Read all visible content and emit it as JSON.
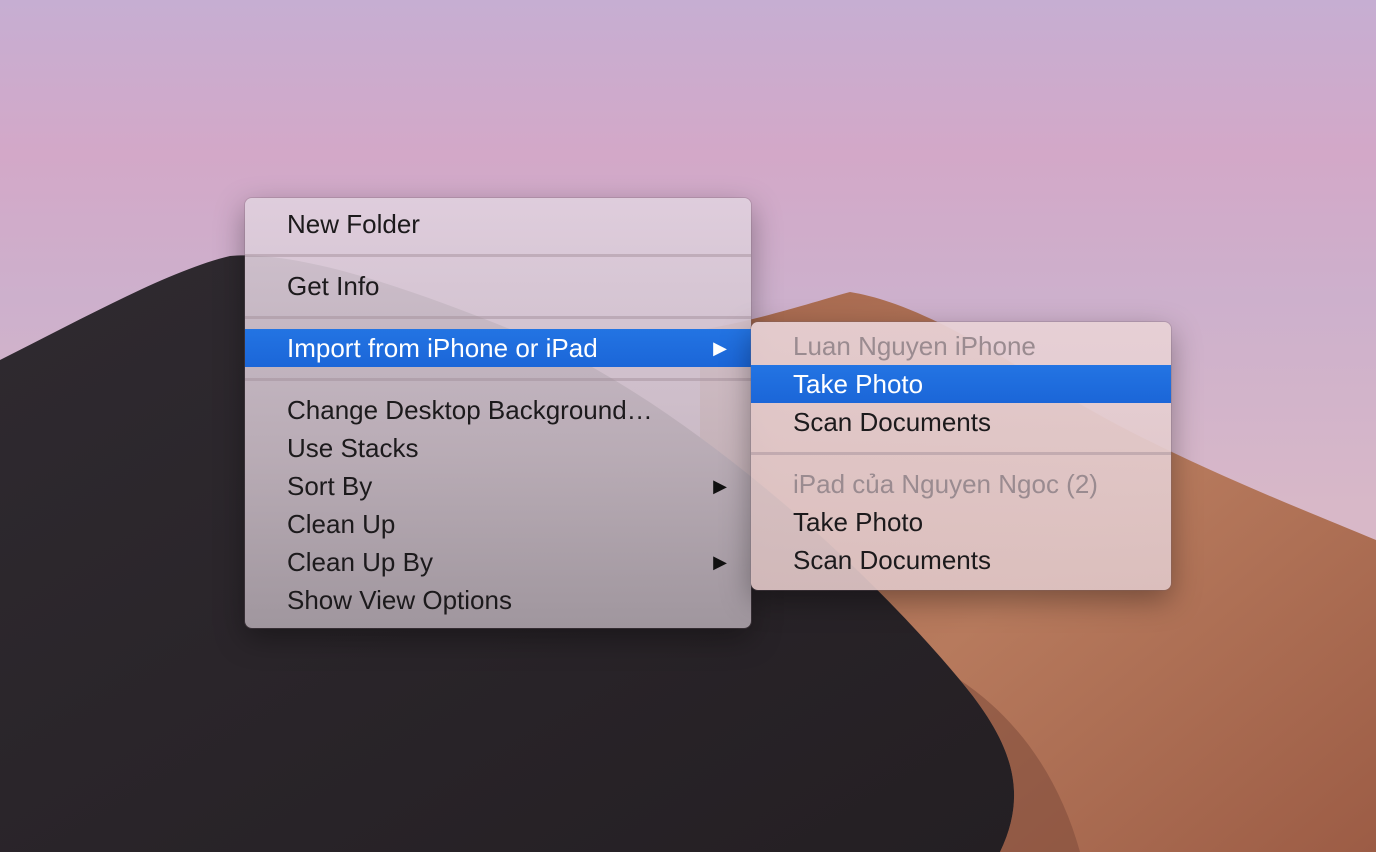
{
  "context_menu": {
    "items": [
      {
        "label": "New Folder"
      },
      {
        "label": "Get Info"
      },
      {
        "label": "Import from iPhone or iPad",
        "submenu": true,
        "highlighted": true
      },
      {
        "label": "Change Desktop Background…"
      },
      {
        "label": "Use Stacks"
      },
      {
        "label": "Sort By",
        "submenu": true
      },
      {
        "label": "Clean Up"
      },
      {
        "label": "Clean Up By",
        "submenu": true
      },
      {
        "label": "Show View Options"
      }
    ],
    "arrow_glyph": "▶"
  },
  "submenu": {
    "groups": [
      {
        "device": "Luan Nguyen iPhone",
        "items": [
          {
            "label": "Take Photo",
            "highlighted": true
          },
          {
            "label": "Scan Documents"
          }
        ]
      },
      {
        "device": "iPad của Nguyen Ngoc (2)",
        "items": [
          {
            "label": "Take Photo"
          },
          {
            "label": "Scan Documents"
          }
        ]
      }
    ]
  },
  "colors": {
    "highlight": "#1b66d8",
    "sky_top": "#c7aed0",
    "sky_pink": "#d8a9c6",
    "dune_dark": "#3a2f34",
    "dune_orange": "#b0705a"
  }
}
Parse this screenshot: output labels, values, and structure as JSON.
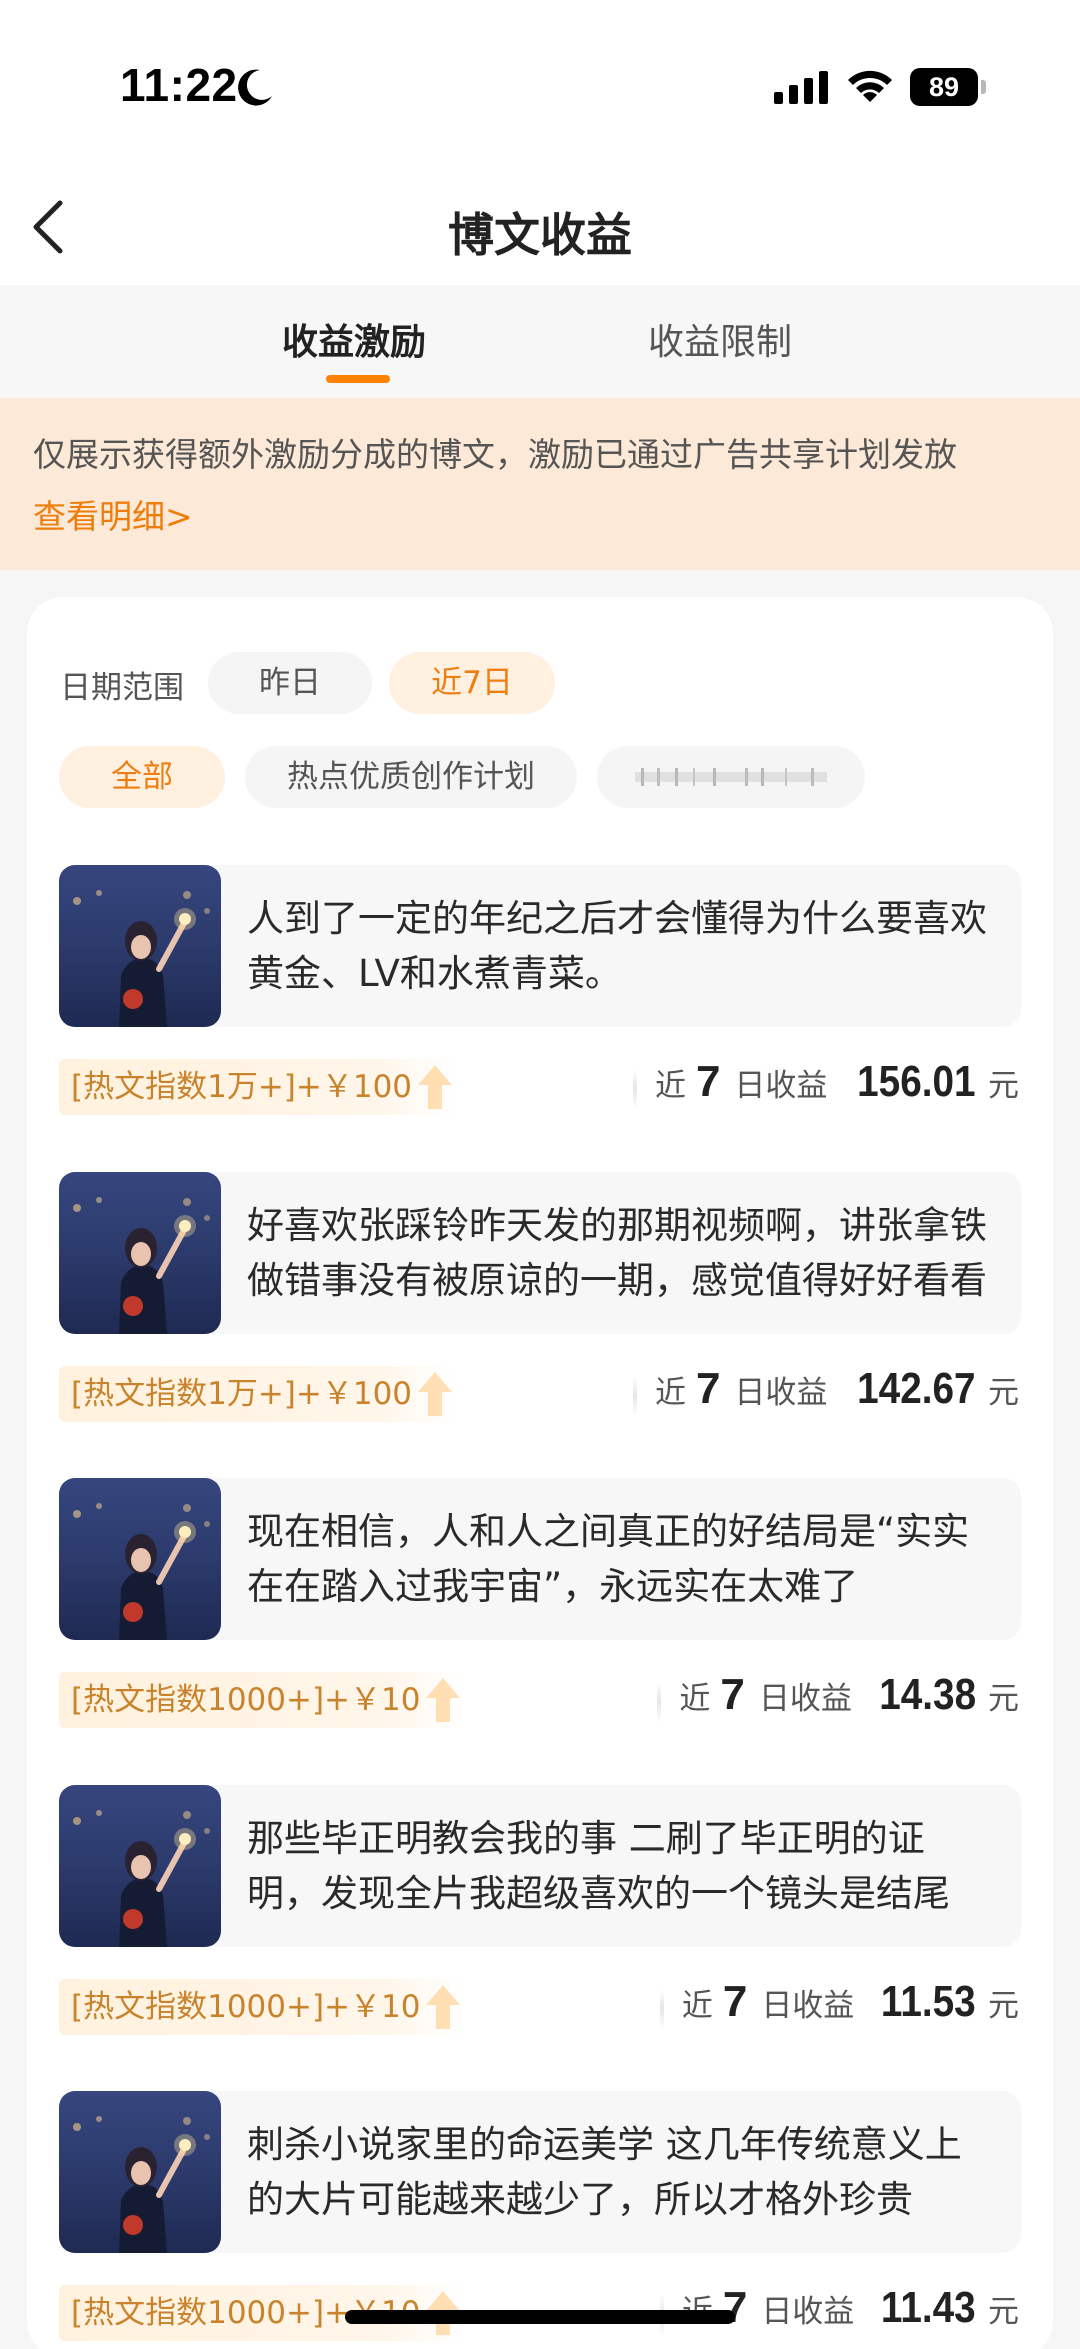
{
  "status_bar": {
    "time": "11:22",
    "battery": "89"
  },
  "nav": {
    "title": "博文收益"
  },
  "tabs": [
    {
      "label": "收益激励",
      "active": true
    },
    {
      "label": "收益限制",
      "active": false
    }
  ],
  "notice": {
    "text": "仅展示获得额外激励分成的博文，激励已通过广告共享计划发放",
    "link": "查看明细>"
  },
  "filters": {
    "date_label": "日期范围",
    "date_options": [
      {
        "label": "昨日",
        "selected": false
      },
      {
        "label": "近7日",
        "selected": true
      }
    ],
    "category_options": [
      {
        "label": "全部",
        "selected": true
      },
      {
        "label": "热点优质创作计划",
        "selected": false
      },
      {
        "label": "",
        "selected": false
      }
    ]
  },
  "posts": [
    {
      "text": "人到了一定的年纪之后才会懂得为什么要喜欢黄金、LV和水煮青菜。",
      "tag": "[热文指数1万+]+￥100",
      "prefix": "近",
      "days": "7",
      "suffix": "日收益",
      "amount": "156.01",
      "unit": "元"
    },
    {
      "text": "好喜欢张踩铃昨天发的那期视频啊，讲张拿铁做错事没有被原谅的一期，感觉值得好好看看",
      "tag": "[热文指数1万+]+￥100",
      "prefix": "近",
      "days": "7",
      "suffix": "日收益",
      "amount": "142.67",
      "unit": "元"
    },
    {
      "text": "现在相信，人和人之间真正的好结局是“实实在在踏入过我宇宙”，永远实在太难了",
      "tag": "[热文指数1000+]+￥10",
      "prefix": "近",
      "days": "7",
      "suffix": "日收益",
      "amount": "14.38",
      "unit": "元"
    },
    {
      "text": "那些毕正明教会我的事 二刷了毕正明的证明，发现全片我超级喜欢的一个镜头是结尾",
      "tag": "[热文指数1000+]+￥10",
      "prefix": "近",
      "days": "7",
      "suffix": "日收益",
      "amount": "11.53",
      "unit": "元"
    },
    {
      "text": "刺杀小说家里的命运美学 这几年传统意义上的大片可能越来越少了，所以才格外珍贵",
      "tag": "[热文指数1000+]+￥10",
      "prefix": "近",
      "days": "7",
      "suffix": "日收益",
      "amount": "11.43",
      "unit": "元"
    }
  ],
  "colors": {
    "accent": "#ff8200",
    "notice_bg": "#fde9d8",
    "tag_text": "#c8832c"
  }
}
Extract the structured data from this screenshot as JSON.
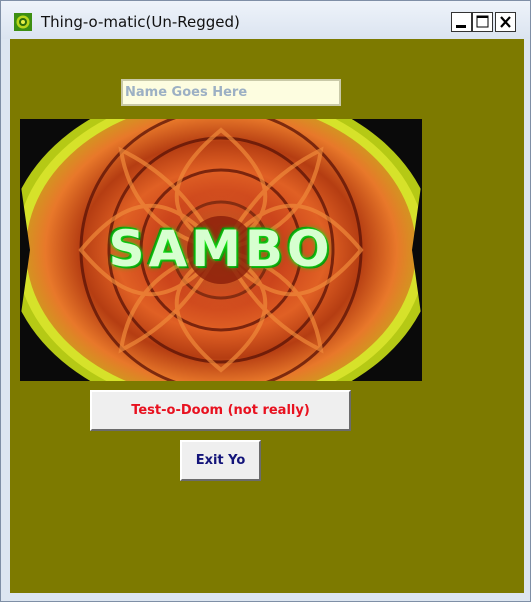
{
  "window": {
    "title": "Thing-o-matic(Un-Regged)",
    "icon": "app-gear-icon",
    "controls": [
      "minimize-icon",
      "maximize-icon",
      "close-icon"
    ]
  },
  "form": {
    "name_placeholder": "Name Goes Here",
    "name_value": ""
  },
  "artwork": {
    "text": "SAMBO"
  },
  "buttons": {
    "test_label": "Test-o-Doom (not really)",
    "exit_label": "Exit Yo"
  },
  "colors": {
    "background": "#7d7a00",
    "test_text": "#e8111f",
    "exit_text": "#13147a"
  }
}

▬▬▬▬▬▬▬▬▬▬

- [SHORT PROBLEM]
Going through the lines above one by one, tally those with the word "icon" and give only the total.

- [FINISHED EXERCISE]
4